**DATA TO USE**

==========

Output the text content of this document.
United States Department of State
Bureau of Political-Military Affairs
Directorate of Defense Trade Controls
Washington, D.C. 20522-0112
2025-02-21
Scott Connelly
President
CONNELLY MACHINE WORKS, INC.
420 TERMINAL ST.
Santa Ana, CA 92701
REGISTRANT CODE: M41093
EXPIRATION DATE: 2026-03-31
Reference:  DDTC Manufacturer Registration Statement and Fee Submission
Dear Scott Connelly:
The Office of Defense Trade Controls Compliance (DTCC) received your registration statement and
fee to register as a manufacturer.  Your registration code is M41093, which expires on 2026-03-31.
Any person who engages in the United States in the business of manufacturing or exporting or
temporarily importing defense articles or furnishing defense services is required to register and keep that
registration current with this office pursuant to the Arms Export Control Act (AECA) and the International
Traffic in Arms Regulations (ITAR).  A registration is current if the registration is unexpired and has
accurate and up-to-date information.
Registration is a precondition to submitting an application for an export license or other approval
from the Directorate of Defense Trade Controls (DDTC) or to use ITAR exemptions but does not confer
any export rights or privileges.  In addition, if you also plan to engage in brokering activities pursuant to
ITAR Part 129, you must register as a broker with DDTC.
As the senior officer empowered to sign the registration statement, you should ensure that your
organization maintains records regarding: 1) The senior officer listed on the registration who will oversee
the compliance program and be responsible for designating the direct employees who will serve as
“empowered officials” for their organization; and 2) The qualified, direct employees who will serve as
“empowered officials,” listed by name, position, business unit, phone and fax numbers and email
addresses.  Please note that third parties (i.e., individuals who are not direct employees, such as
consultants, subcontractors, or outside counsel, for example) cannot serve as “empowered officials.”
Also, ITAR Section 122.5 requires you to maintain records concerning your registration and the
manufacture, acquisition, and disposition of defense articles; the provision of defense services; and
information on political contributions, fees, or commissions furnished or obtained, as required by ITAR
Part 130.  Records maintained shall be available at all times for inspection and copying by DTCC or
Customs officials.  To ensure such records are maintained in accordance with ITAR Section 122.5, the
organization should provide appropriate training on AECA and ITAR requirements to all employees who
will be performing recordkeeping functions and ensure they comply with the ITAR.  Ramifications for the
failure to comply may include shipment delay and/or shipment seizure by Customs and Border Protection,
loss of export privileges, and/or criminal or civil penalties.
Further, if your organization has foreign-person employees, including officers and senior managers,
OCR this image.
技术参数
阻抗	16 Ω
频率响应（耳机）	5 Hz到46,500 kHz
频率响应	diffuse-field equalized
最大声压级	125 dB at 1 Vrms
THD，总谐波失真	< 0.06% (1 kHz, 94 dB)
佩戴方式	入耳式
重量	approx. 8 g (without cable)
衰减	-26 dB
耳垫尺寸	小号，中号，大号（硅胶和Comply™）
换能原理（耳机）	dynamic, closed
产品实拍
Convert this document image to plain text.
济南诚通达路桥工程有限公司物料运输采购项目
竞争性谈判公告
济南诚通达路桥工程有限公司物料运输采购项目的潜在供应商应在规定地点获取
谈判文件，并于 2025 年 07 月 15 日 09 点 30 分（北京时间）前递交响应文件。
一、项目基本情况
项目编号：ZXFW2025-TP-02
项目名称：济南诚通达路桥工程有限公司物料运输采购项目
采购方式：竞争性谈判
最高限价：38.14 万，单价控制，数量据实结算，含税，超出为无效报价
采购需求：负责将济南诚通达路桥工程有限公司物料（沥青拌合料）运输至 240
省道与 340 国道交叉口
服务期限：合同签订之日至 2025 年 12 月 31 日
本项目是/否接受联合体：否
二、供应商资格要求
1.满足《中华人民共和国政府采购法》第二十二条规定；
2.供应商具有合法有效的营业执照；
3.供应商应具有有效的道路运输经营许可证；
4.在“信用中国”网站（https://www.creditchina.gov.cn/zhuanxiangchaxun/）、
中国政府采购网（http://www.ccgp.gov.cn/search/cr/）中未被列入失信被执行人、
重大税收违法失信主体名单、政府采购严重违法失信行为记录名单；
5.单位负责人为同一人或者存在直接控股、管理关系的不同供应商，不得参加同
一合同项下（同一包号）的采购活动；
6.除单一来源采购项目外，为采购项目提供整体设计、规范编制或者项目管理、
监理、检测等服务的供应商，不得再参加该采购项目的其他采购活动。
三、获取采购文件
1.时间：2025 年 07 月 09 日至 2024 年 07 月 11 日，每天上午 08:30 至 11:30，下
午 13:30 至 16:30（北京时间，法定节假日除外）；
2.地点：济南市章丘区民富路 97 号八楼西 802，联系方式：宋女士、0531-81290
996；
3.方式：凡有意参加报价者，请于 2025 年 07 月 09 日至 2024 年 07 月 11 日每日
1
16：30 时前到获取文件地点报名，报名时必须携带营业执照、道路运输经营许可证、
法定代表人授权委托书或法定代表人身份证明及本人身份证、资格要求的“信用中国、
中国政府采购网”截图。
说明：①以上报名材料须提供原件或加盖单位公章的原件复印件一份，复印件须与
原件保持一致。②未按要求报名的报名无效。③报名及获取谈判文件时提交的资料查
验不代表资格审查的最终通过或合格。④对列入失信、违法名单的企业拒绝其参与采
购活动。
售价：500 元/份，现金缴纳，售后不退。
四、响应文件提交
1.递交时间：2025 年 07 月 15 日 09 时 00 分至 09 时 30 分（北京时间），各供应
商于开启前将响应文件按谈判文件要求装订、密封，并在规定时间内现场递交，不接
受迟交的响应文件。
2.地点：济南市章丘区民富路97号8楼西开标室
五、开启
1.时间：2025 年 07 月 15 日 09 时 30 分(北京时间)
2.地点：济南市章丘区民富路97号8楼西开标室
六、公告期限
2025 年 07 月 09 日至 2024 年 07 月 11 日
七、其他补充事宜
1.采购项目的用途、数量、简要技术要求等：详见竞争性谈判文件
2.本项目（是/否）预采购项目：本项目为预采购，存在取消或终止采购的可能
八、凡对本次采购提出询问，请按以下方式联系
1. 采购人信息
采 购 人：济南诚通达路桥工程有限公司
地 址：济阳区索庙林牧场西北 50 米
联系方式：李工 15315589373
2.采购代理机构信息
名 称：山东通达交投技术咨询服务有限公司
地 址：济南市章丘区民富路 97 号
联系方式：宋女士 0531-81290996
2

==========

**WHAT YOU ARE ASKED TO DO**
From the line that contains "Convert this document image to plain text." to the last line of the material above, repeat every line exactly, keeping both the first and the last.

**REPLY TO THE EXERCISE**
Convert this document image to plain text.
济南诚通达路桥工程有限公司物料运输采购项目
竞争性谈判公告
济南诚通达路桥工程有限公司物料运输采购项目的潜在供应商应在规定地点获取
谈判文件，并于 2025 年 07 月 15 日 09 点 30 分（北京时间）前递交响应文件。
一、项目基本情况
项目编号：ZXFW2025-TP-02
项目名称：济南诚通达路桥工程有限公司物料运输采购项目
采购方式：竞争性谈判
最高限价：38.14 万，单价控制，数量据实结算，含税，超出为无效报价
采购需求：负责将济南诚通达路桥工程有限公司物料（沥青拌合料）运输至 240
省道与 340 国道交叉口
服务期限：合同签订之日至 2025 年 12 月 31 日
本项目是/否接受联合体：否
二、供应商资格要求
1.满足《中华人民共和国政府采购法》第二十二条规定；
2.供应商具有合法有效的营业执照；
3.供应商应具有有效的道路运输经营许可证；
4.在“信用中国”网站（https://www.creditchina.gov.cn/zhuanxiangchaxun/）、
中国政府采购网（http://www.ccgp.gov.cn/search/cr/）中未被列入失信被执行人、
重大税收违法失信主体名单、政府采购严重违法失信行为记录名单；
5.单位负责人为同一人或者存在直接控股、管理关系的不同供应商，不得参加同
一合同项下（同一包号）的采购活动；
6.除单一来源采购项目外，为采购项目提供整体设计、规范编制或者项目管理、
监理、检测等服务的供应商，不得再参加该采购项目的其他采购活动。
三、获取采购文件
1.时间：2025 年 07 月 09 日至 2024 年 07 月 11 日，每天上午 08:30 至 11:30，下
午 13:30 至 16:30（北京时间，法定节假日除外）；
2.地点：济南市章丘区民富路 97 号八楼西 802，联系方式：宋女士、0531-81290
996；
3.方式：凡有意参加报价者，请于 2025 年 07 月 09 日至 2024 年 07 月 11 日每日
1
16：30 时前到获取文件地点报名，报名时必须携带营业执照、道路运输经营许可证、
法定代表人授权委托书或法定代表人身份证明及本人身份证、资格要求的“信用中国、
中国政府采购网”截图。
说明：①以上报名材料须提供原件或加盖单位公章的原件复印件一份，复印件须与
原件保持一致。②未按要求报名的报名无效。③报名及获取谈判文件时提交的资料查
验不代表资格审查的最终通过或合格。④对列入失信、违法名单的企业拒绝其参与采
购活动。
售价：500 元/份，现金缴纳，售后不退。
四、响应文件提交
1.递交时间：2025 年 07 月 15 日 09 时 00 分至 09 时 30 分（北京时间），各供应
商于开启前将响应文件按谈判文件要求装订、密封，并在规定时间内现场递交，不接
受迟交的响应文件。
2.地点：济南市章丘区民富路97号8楼西开标室
五、开启
1.时间：2025 年 07 月 15 日 09 时 30 分(北京时间)
2.地点：济南市章丘区民富路97号8楼西开标室
六、公告期限
2025 年 07 月 09 日至 2024 年 07 月 11 日
七、其他补充事宜
1.采购项目的用途、数量、简要技术要求等：详见竞争性谈判文件
2.本项目（是/否）预采购项目：本项目为预采购，存在取消或终止采购的可能
八、凡对本次采购提出询问，请按以下方式联系
1. 采购人信息
采 购 人：济南诚通达路桥工程有限公司
地 址：济阳区索庙林牧场西北 50 米
联系方式：李工 15315589373
2.采购代理机构信息
名 称：山东通达交投技术咨询服务有限公司
地 址：济南市章丘区民富路 97 号
联系方式：宋女士 0531-81290996
2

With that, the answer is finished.